Reproduce the complete listing without any deviation.
=== DATASET CONTENT ===
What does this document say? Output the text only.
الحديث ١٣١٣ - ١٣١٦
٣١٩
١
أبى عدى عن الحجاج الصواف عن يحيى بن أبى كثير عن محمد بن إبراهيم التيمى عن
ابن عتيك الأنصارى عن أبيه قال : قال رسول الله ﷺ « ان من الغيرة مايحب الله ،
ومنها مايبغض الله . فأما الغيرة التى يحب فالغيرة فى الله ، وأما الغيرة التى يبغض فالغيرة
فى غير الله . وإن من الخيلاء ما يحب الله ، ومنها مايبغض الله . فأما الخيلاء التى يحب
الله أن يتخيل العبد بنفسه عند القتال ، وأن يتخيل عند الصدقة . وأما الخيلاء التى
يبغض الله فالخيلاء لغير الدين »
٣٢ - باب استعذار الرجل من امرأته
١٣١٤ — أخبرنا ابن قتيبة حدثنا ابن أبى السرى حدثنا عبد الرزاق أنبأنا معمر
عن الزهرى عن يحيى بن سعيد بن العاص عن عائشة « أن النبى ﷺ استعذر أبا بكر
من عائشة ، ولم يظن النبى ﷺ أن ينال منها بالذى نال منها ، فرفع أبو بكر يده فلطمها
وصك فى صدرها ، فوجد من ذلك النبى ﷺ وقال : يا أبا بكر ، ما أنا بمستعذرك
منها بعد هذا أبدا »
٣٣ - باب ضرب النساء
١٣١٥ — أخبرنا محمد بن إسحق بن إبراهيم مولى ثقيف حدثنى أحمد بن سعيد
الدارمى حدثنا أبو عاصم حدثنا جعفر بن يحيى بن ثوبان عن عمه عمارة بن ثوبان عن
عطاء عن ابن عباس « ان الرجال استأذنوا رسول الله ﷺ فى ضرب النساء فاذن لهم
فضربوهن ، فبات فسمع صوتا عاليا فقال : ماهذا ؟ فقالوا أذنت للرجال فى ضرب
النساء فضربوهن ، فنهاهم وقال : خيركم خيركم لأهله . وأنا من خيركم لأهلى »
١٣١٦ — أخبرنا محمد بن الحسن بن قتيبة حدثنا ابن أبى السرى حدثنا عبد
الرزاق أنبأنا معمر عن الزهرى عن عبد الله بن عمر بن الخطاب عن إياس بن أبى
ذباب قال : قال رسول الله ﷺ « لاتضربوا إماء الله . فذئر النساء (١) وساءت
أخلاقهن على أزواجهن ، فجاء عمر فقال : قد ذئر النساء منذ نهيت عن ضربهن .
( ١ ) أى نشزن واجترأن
===
## ANSWER TO THIS PROBLEM
What does this document say? Output the text only.
الحديث ١٣١٣ - ١٣١٦
٣١٩
١
أبى عدى عن الحجاج الصواف عن يحيى بن أبى كثير عن محمد بن إبراهيم التيمى عن
ابن عتيك الأنصارى عن أبيه قال : قال رسول الله ﷺ « ان من الغيرة مايحب الله ،
ومنها مايبغض الله . فأما الغيرة التى يحب فالغيرة فى الله ، وأما الغيرة التى يبغض فالغيرة
فى غير الله . وإن من الخيلاء ما يحب الله ، ومنها مايبغض الله . فأما الخيلاء التى يحب
الله أن يتخيل العبد بنفسه عند القتال ، وأن يتخيل عند الصدقة . وأما الخيلاء التى
يبغض الله فالخيلاء لغير الدين »
٣٢ - باب استعذار الرجل من امرأته
١٣١٤ — أخبرنا ابن قتيبة حدثنا ابن أبى السرى حدثنا عبد الرزاق أنبأنا معمر
عن الزهرى عن يحيى بن سعيد بن العاص عن عائشة « أن النبى ﷺ استعذر أبا بكر
من عائشة ، ولم يظن النبى ﷺ أن ينال منها بالذى نال منها ، فرفع أبو بكر يده فلطمها
وصك فى صدرها ، فوجد من ذلك النبى ﷺ وقال : يا أبا بكر ، ما أنا بمستعذرك
منها بعد هذا أبدا »
٣٣ - باب ضرب النساء
١٣١٥ — أخبرنا محمد بن إسحق بن إبراهيم مولى ثقيف حدثنى أحمد بن سعيد
الدارمى حدثنا أبو عاصم حدثنا جعفر بن يحيى بن ثوبان عن عمه عمارة بن ثوبان عن
عطاء عن ابن عباس « ان الرجال استأذنوا رسول الله ﷺ فى ضرب النساء فاذن لهم
فضربوهن ، فبات فسمع صوتا عاليا فقال : ماهذا ؟ فقالوا أذنت للرجال فى ضرب
النساء فضربوهن ، فنهاهم وقال : خيركم خيركم لأهله . وأنا من خيركم لأهلى »
١٣١٦ — أخبرنا محمد بن الحسن بن قتيبة حدثنا ابن أبى السرى حدثنا عبد
الرزاق أنبأنا معمر عن الزهرى عن عبد الله بن عمر بن الخطاب عن إياس بن أبى
ذباب قال : قال رسول الله ﷺ « لاتضربوا إماء الله . فذئر النساء (١) وساءت
أخلاقهن على أزواجهن ، فجاء عمر فقال : قد ذئر النساء منذ نهيت عن ضربهن .
( ١ ) أى نشزن واجترأن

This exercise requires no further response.